■ Instruction ■
Seek out every line containing the word "hoµn", and copy each.

(Dataset items)
***
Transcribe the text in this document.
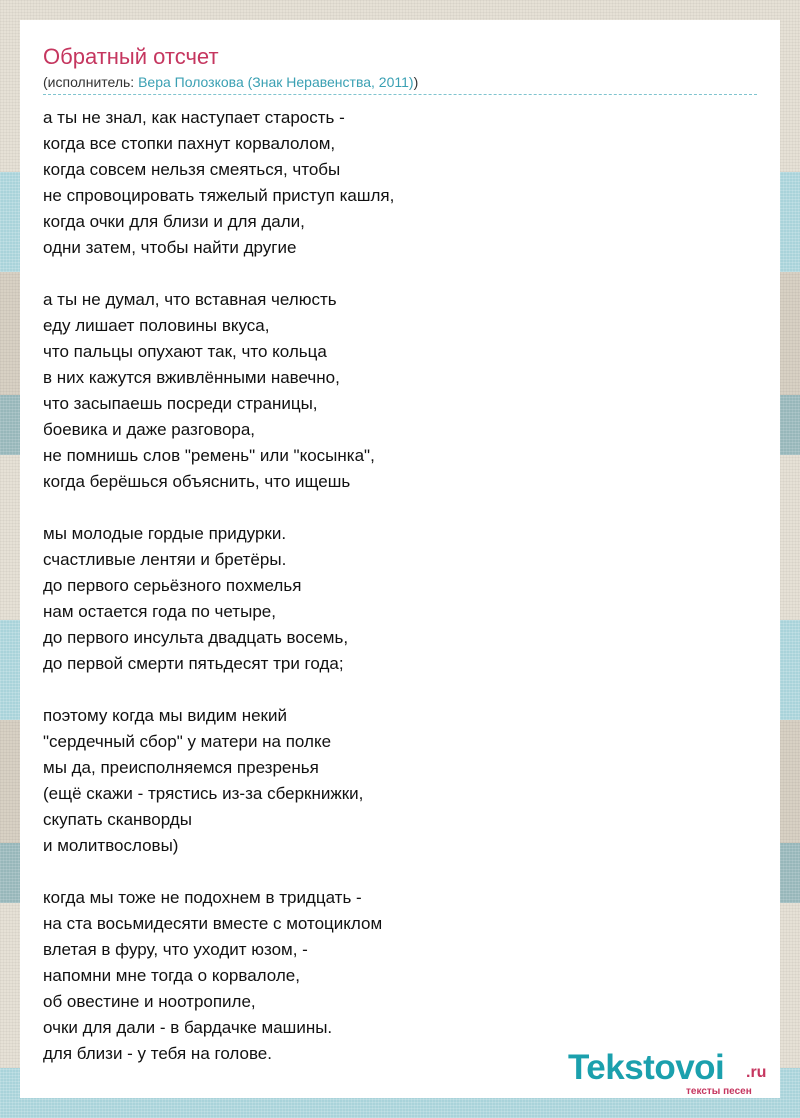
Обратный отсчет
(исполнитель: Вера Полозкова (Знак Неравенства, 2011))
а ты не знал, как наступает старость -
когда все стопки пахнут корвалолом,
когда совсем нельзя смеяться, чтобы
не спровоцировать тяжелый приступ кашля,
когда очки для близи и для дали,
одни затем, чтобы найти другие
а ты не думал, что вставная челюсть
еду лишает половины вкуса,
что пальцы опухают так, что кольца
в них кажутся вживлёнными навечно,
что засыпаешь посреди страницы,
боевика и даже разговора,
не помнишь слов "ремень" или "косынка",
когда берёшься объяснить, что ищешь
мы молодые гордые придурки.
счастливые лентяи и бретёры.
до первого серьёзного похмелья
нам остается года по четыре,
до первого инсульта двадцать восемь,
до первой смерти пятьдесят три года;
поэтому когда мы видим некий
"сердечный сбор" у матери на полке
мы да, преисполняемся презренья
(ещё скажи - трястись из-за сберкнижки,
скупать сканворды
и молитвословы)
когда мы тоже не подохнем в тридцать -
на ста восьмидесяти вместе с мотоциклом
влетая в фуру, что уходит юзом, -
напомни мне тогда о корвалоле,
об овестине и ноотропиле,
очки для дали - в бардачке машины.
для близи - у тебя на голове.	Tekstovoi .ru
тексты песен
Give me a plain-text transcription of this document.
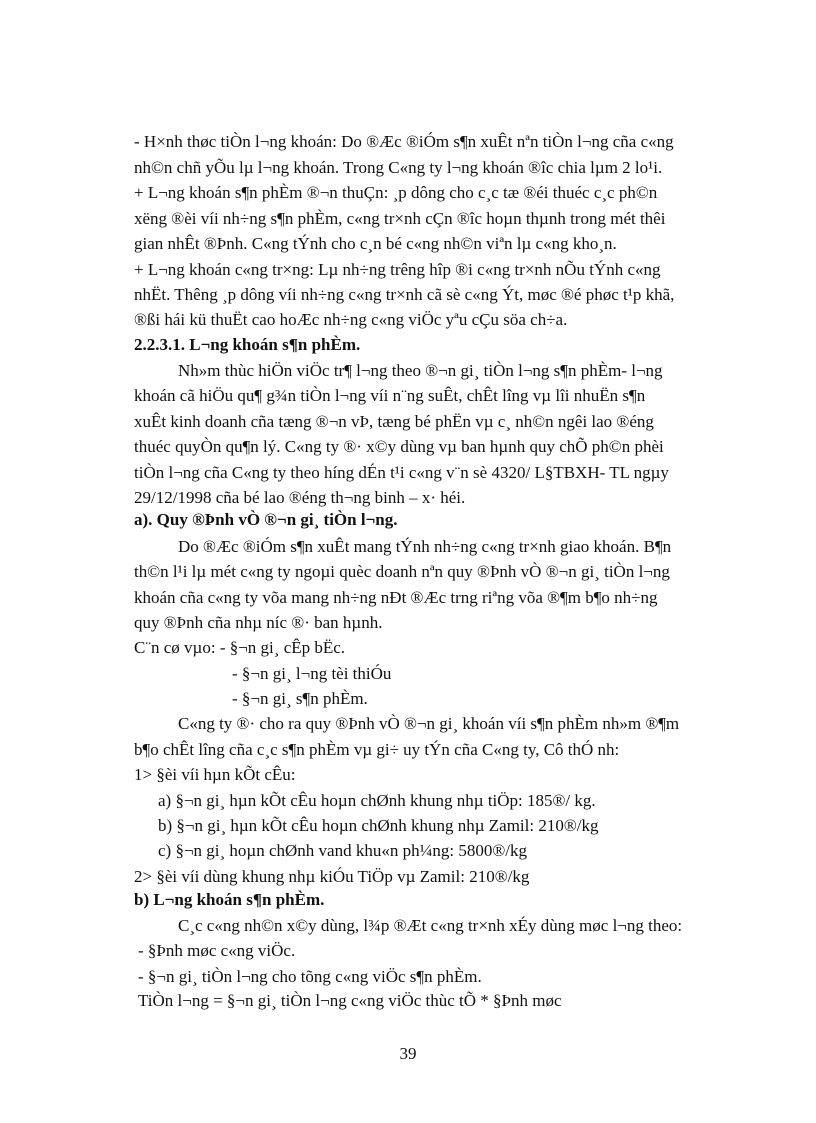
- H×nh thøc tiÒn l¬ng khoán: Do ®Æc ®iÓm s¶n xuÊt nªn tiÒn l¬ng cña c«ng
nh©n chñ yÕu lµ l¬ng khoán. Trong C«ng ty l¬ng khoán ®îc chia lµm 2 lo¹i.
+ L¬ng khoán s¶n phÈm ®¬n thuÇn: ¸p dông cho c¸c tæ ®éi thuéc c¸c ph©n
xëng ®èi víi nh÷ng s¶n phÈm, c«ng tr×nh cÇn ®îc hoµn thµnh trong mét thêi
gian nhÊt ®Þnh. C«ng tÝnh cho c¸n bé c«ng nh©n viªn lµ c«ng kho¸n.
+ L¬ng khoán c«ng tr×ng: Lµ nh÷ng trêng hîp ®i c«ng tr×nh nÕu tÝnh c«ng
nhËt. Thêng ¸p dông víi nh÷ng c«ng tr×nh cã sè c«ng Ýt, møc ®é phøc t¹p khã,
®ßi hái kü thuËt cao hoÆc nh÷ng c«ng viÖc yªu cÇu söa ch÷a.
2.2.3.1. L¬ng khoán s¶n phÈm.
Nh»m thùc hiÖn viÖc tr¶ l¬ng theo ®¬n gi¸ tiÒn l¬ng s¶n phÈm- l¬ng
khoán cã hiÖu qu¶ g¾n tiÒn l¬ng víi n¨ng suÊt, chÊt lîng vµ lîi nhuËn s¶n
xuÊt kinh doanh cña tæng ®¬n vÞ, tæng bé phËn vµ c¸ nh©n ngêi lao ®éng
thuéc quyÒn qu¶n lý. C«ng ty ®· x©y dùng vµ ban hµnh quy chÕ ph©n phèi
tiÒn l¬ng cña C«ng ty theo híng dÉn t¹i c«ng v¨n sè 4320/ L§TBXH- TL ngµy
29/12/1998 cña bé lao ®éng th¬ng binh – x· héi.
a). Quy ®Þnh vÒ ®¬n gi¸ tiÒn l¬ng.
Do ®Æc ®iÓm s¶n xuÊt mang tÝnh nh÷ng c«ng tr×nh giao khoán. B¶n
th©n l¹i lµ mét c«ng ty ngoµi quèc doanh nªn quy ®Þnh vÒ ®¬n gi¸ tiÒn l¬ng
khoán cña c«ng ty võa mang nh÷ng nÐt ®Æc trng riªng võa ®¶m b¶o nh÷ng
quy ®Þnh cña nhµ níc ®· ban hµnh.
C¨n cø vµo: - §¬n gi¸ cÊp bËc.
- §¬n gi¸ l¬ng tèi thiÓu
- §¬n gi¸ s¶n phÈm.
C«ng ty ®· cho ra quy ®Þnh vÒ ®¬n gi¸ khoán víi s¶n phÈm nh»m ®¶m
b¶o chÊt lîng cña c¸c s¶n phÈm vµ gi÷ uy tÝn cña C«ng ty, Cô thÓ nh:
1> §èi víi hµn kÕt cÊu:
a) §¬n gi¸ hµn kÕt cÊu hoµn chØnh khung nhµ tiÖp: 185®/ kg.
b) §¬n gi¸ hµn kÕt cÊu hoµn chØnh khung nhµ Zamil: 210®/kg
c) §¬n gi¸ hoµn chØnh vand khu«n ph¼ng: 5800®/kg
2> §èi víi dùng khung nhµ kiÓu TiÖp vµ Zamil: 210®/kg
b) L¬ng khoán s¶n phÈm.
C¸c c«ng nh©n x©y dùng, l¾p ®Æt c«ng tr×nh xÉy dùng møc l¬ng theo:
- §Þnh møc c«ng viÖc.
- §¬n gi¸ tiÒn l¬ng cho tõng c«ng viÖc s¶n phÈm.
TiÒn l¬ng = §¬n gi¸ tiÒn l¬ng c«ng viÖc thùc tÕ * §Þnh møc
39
***
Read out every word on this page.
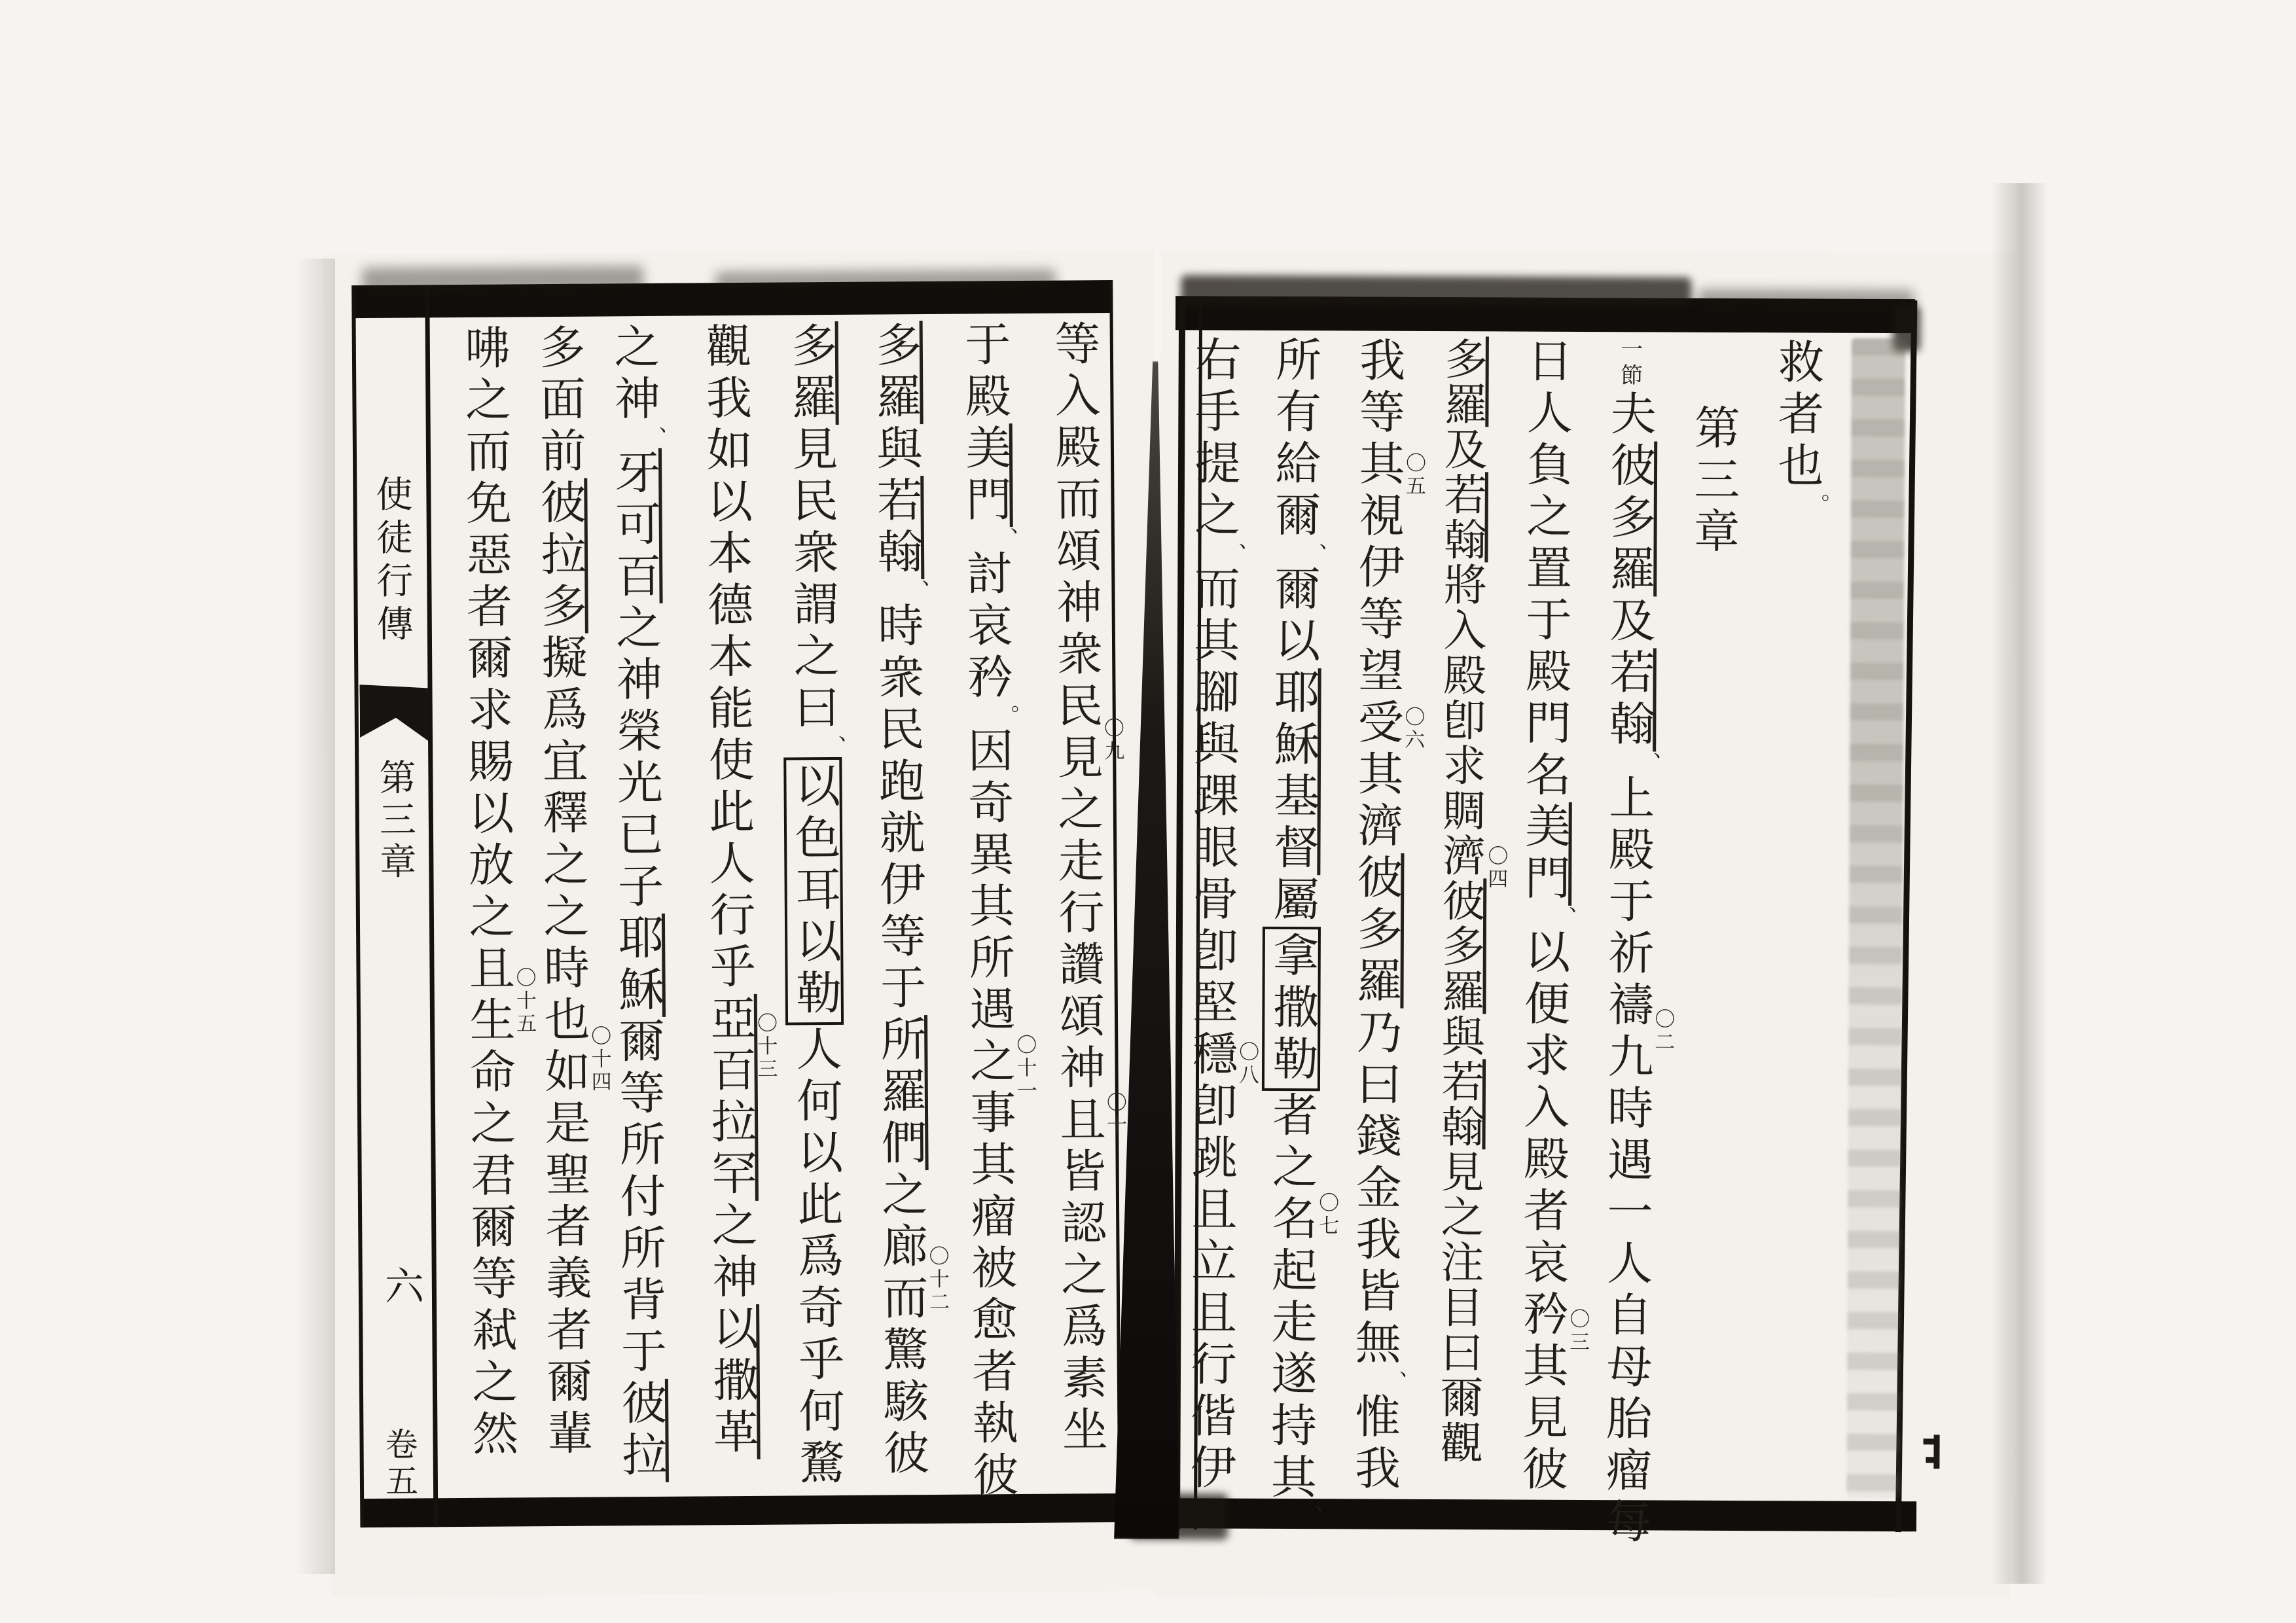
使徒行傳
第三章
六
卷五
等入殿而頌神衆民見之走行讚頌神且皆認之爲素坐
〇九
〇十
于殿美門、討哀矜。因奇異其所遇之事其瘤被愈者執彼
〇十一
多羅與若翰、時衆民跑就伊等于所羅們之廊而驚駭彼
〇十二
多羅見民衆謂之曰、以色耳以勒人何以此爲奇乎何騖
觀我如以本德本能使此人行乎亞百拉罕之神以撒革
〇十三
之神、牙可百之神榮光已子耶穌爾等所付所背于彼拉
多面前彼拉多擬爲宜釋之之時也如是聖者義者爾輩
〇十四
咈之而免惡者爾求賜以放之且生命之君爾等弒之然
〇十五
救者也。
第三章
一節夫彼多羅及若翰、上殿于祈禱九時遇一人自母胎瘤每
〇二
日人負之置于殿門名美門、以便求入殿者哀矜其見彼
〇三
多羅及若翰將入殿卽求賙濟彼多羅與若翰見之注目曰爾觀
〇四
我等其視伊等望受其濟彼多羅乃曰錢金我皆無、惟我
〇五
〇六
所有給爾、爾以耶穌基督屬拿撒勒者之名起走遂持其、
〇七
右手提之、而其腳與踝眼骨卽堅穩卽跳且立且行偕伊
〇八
***
■ Answer in full ■
xëng ®èi víi nh÷ng s¶n phÈm, c«ng tr×nh cÇn ®îc hoµn thµnh trong mét thêi
a) §¬n gi¸ hµn kÕt cÊu hoµn chØnh khung nhµ tiÖp: 185®/ kg.
b) §¬n gi¸ hµn kÕt cÊu hoµn chØnh khung nhµ Zamil: 210®/kg
c) §¬n gi¸ hoµn chØnh vand khu«n ph¼ng: 5800®/kg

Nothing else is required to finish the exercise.